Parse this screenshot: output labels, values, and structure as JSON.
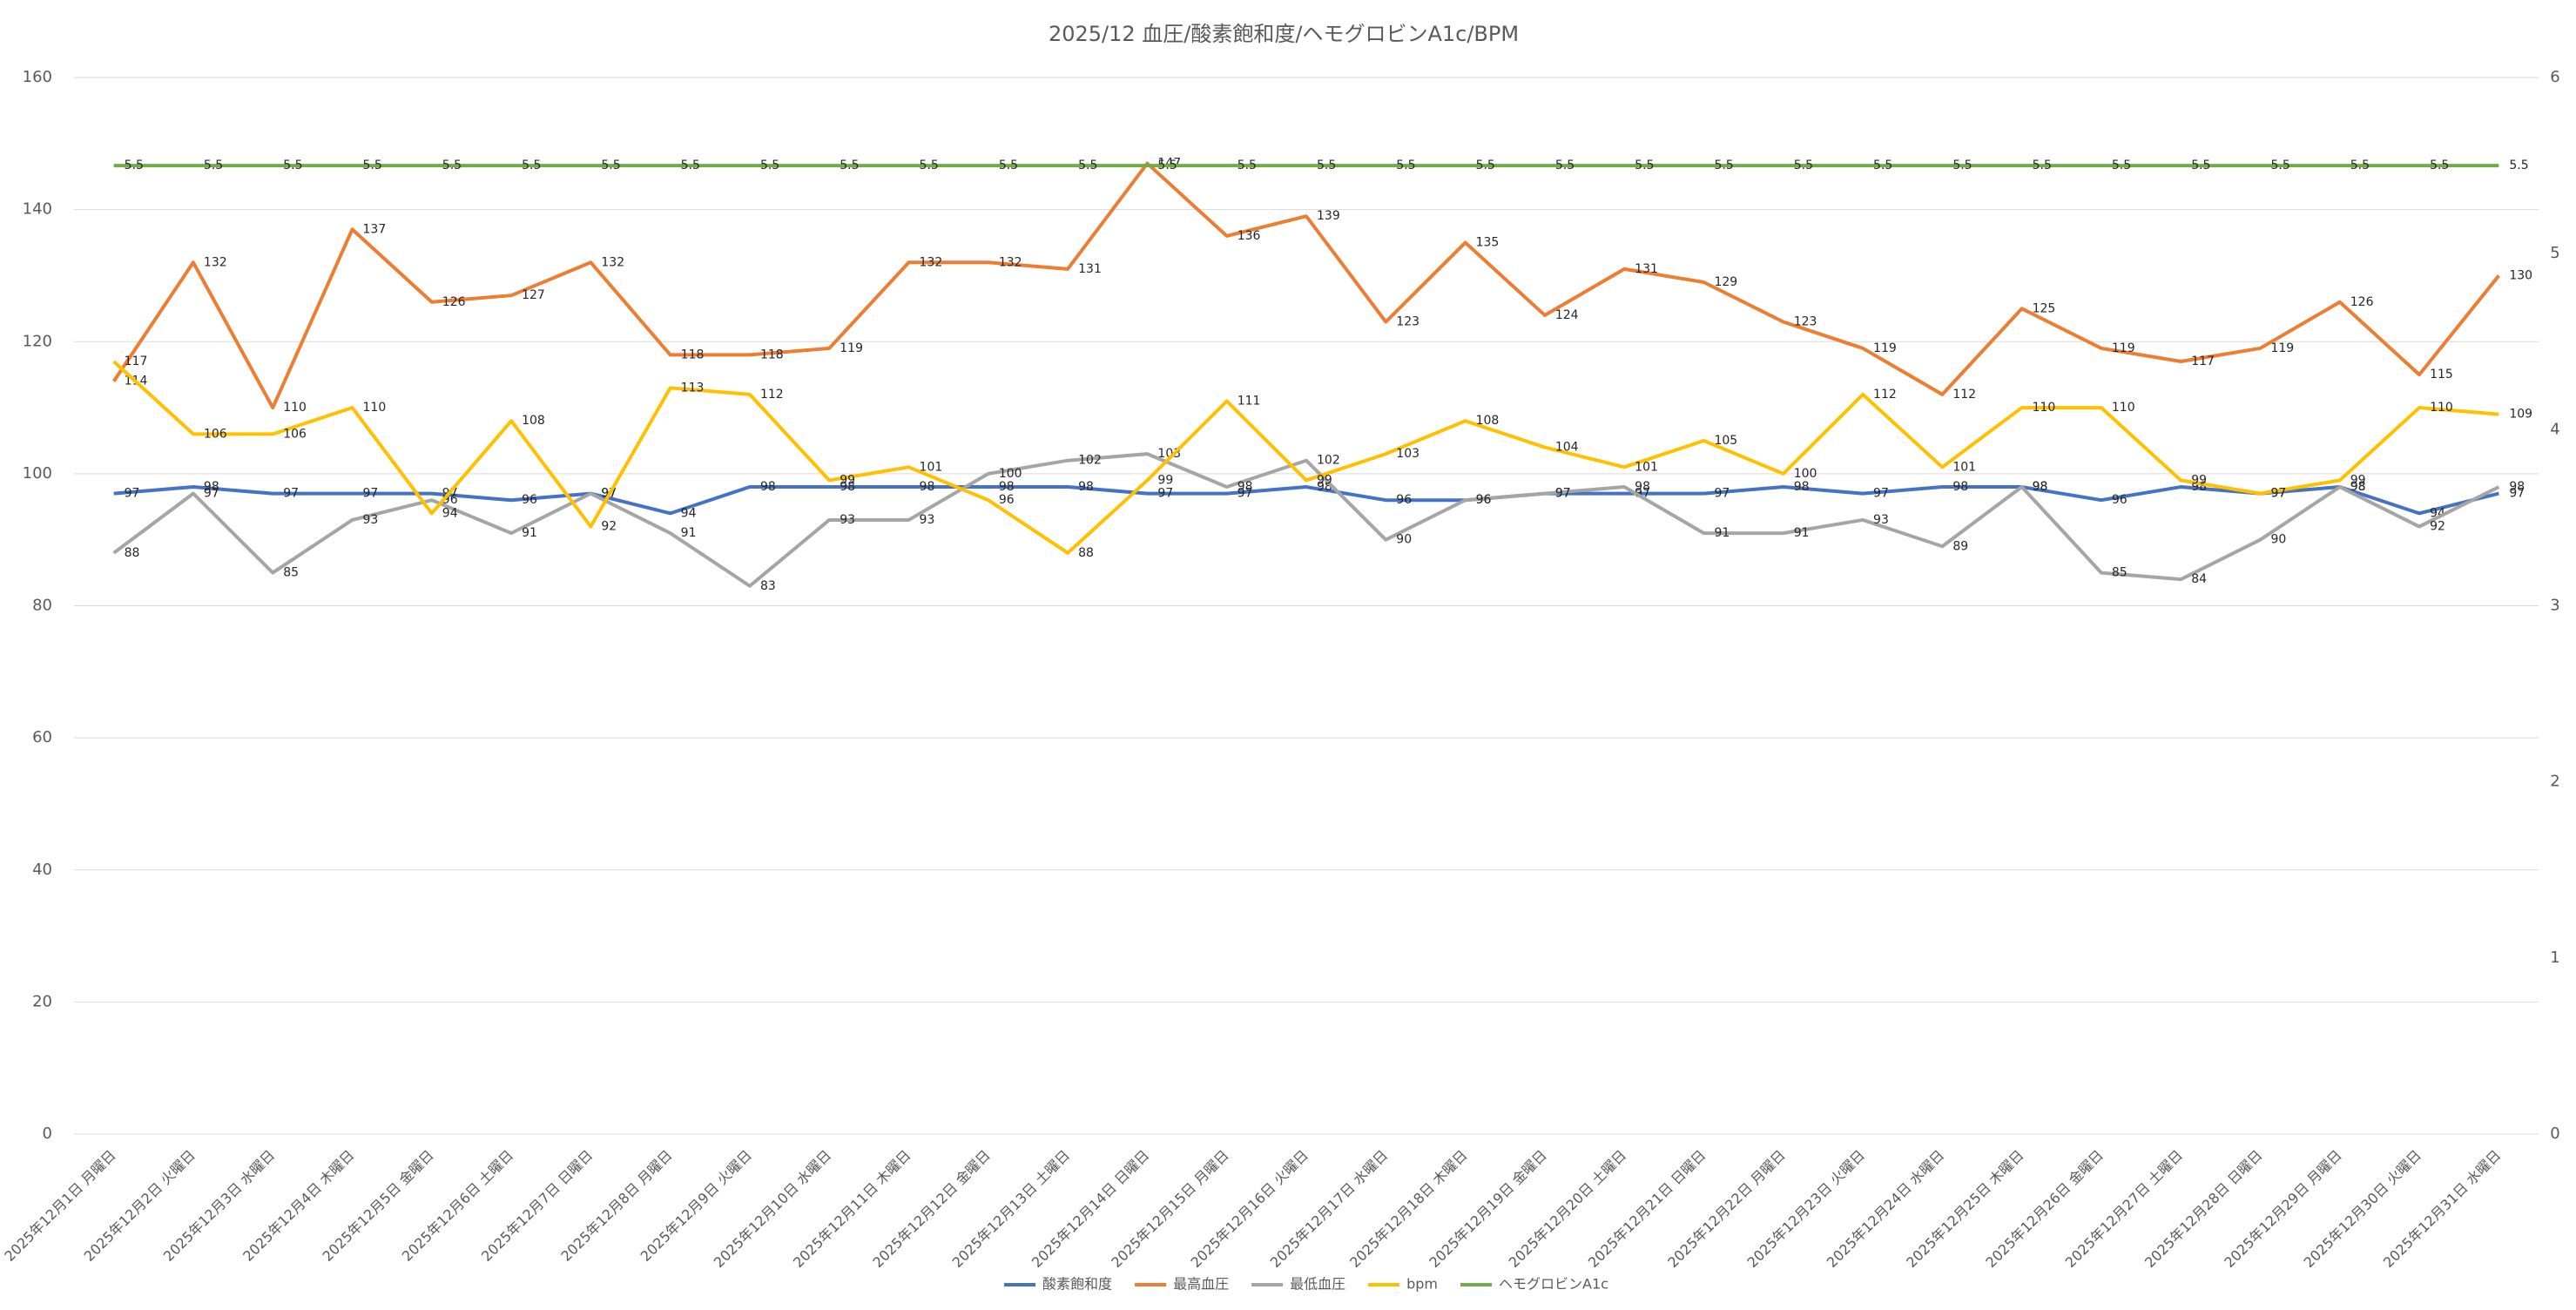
{
  "chart_data": {
    "type": "line",
    "title": "2025/12 血圧/酸素飽和度/ヘモグロビンA1c/BPM",
    "categories": [
      "2025年12月1日 月曜日",
      "2025年12月2日 火曜日",
      "2025年12月3日 水曜日",
      "2025年12月4日 木曜日",
      "2025年12月5日 金曜日",
      "2025年12月6日 土曜日",
      "2025年12月7日 日曜日",
      "2025年12月8日 月曜日",
      "2025年12月9日 火曜日",
      "2025年12月10日 水曜日",
      "2025年12月11日 木曜日",
      "2025年12月12日 金曜日",
      "2025年12月13日 土曜日",
      "2025年12月14日 日曜日",
      "2025年12月15日 月曜日",
      "2025年12月16日 火曜日",
      "2025年12月17日 水曜日",
      "2025年12月18日 木曜日",
      "2025年12月19日 金曜日",
      "2025年12月20日 土曜日",
      "2025年12月21日 日曜日",
      "2025年12月22日 月曜日",
      "2025年12月23日 火曜日",
      "2025年12月24日 水曜日",
      "2025年12月25日 木曜日",
      "2025年12月26日 金曜日",
      "2025年12月27日 土曜日",
      "2025年12月28日 日曜日",
      "2025年12月29日 月曜日",
      "2025年12月30日 火曜日",
      "2025年12月31日 水曜日"
    ],
    "series": [
      {
        "name": "酸素飽和度",
        "color": "#4472c4",
        "values": [
          97,
          98,
          97,
          97,
          97,
          96,
          97,
          94,
          98,
          98,
          98,
          98,
          98,
          97,
          97,
          98,
          96,
          96,
          97,
          97,
          97,
          98,
          97,
          98,
          98,
          96,
          98,
          97,
          98,
          94,
          97
        ]
      },
      {
        "name": "最高血圧",
        "color": "#ed7d31",
        "values": [
          114,
          132,
          110,
          137,
          126,
          127,
          132,
          118,
          118,
          119,
          132,
          132,
          131,
          147,
          136,
          139,
          123,
          135,
          124,
          131,
          129,
          123,
          119,
          112,
          125,
          119,
          117,
          119,
          126,
          115,
          130
        ]
      },
      {
        "name": "最低血圧",
        "color": "#a5a5a5",
        "values": [
          88,
          97,
          85,
          93,
          96,
          91,
          97,
          91,
          83,
          93,
          93,
          100,
          102,
          103,
          98,
          102,
          90,
          96,
          97,
          98,
          91,
          91,
          93,
          89,
          98,
          85,
          84,
          90,
          98,
          92,
          98
        ]
      },
      {
        "name": "bpm",
        "color": "#ffc000",
        "values": [
          117,
          106,
          106,
          110,
          94,
          108,
          92,
          113,
          112,
          99,
          101,
          96,
          88,
          99,
          111,
          99,
          103,
          108,
          104,
          101,
          105,
          100,
          112,
          101,
          110,
          110,
          99,
          97,
          99,
          110,
          109
        ]
      },
      {
        "name": "ヘモグロビンA1c",
        "color": "#70ad47",
        "axis": "y2",
        "values": [
          5.5,
          5.5,
          5.5,
          5.5,
          5.5,
          5.5,
          5.5,
          5.5,
          5.5,
          5.5,
          5.5,
          5.5,
          5.5,
          5.5,
          5.5,
          5.5,
          5.5,
          5.5,
          5.5,
          5.5,
          5.5,
          5.5,
          5.5,
          5.5,
          5.5,
          5.5,
          5.5,
          5.5,
          5.5,
          5.5,
          5.5
        ]
      }
    ],
    "ylim": [
      0,
      160
    ],
    "yticks": [
      0,
      20,
      40,
      60,
      80,
      100,
      120,
      140,
      160
    ],
    "y2lim": [
      0,
      6
    ],
    "y2ticks": [
      0,
      1,
      2,
      3,
      4,
      5,
      6
    ],
    "grid": true,
    "legend": "bottom"
  }
}
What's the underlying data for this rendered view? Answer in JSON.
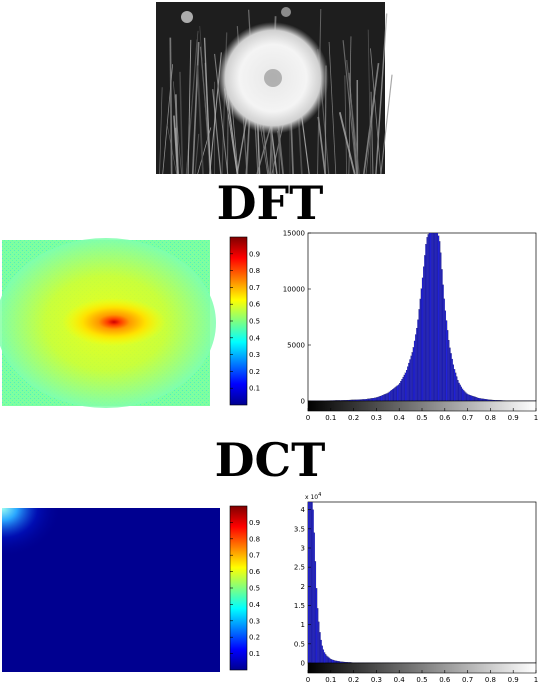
{
  "headings": {
    "dft": "DFT",
    "dct": "DCT"
  },
  "photo": {
    "subject": "dandelion-seed-head",
    "tone": "grayscale"
  },
  "colorbar": {
    "colormap": "jet",
    "range": [
      0,
      1
    ],
    "tick_labels": [
      "0.1",
      "0.2",
      "0.3",
      "0.4",
      "0.5",
      "0.6",
      "0.7",
      "0.8",
      "0.9"
    ]
  },
  "chart_data": [
    {
      "id": "dft-spectrum",
      "type": "heatmap",
      "colormap": "jet",
      "value_range": [
        0,
        1
      ],
      "description_values": {
        "background": 0.5,
        "center_peak": 0.95
      },
      "colorbar_ticks": [
        0.1,
        0.2,
        0.3,
        0.4,
        0.5,
        0.6,
        0.7,
        0.8,
        0.9
      ]
    },
    {
      "id": "dft-histogram",
      "type": "bar",
      "bar_color": "#2222dd",
      "xlim": [
        0,
        1
      ],
      "ylim": [
        0,
        15000
      ],
      "x_tick_labels": [
        "0",
        "0.1",
        "0.2",
        "0.3",
        "0.4",
        "0.5",
        "0.6",
        "0.7",
        "0.8",
        "0.9",
        "1"
      ],
      "y_tick_labels": [
        "0",
        "5000",
        "10000",
        "15000"
      ],
      "y_exponent": "",
      "curve": {
        "x": [
          0.05,
          0.15,
          0.25,
          0.3,
          0.35,
          0.4,
          0.43,
          0.46,
          0.48,
          0.5,
          0.51,
          0.52,
          0.53,
          0.54,
          0.55,
          0.56,
          0.57,
          0.58,
          0.59,
          0.6,
          0.62,
          0.64,
          0.66,
          0.68,
          0.7,
          0.75,
          0.8,
          0.85,
          0.9
        ],
        "y": [
          30,
          60,
          150,
          300,
          700,
          1500,
          2600,
          4500,
          6800,
          10500,
          12500,
          14500,
          15000,
          15000,
          15000,
          15000,
          15000,
          14000,
          11000,
          8500,
          5000,
          3000,
          1700,
          1000,
          600,
          250,
          100,
          50,
          20
        ]
      }
    },
    {
      "id": "dct-spectrum",
      "type": "heatmap",
      "colormap": "jet",
      "value_range": [
        0,
        1
      ],
      "description_values": {
        "background": 0.02,
        "top_left_corner": 0.4
      },
      "colorbar_ticks": [
        0.1,
        0.2,
        0.3,
        0.4,
        0.5,
        0.6,
        0.7,
        0.8,
        0.9
      ]
    },
    {
      "id": "dct-histogram",
      "type": "bar",
      "bar_color": "#2222dd",
      "xlim": [
        0,
        1
      ],
      "ylim": [
        0,
        4.2
      ],
      "x_tick_labels": [
        "0",
        "0.1",
        "0.2",
        "0.3",
        "0.4",
        "0.5",
        "0.6",
        "0.7",
        "0.8",
        "0.9",
        "1"
      ],
      "y_tick_labels": [
        "0",
        "0.5",
        "1",
        "1.5",
        "2",
        "2.5",
        "3",
        "3.5",
        "4"
      ],
      "y_exponent": "x 10",
      "y_exponent_power": "4",
      "curve": {
        "x": [
          0.01,
          0.015,
          0.02,
          0.025,
          0.03,
          0.04,
          0.05,
          0.06,
          0.07,
          0.08,
          0.1,
          0.12,
          0.15,
          0.2,
          0.3,
          0.5,
          0.7,
          0.9
        ],
        "y": [
          4.2,
          4.2,
          4.2,
          3.8,
          3.0,
          1.6,
          0.9,
          0.5,
          0.3,
          0.2,
          0.1,
          0.06,
          0.03,
          0.01,
          0.005,
          0.002,
          0.001,
          0.0005
        ]
      }
    }
  ]
}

- What the exercise asks: Copy each line of the data that contains the word "酸素飽和度".

- Worked solution:
    "title": "2025/12 血圧/酸素飽和度/ヘモグロビンA1c/BPM",
        "name": "酸素飽和度",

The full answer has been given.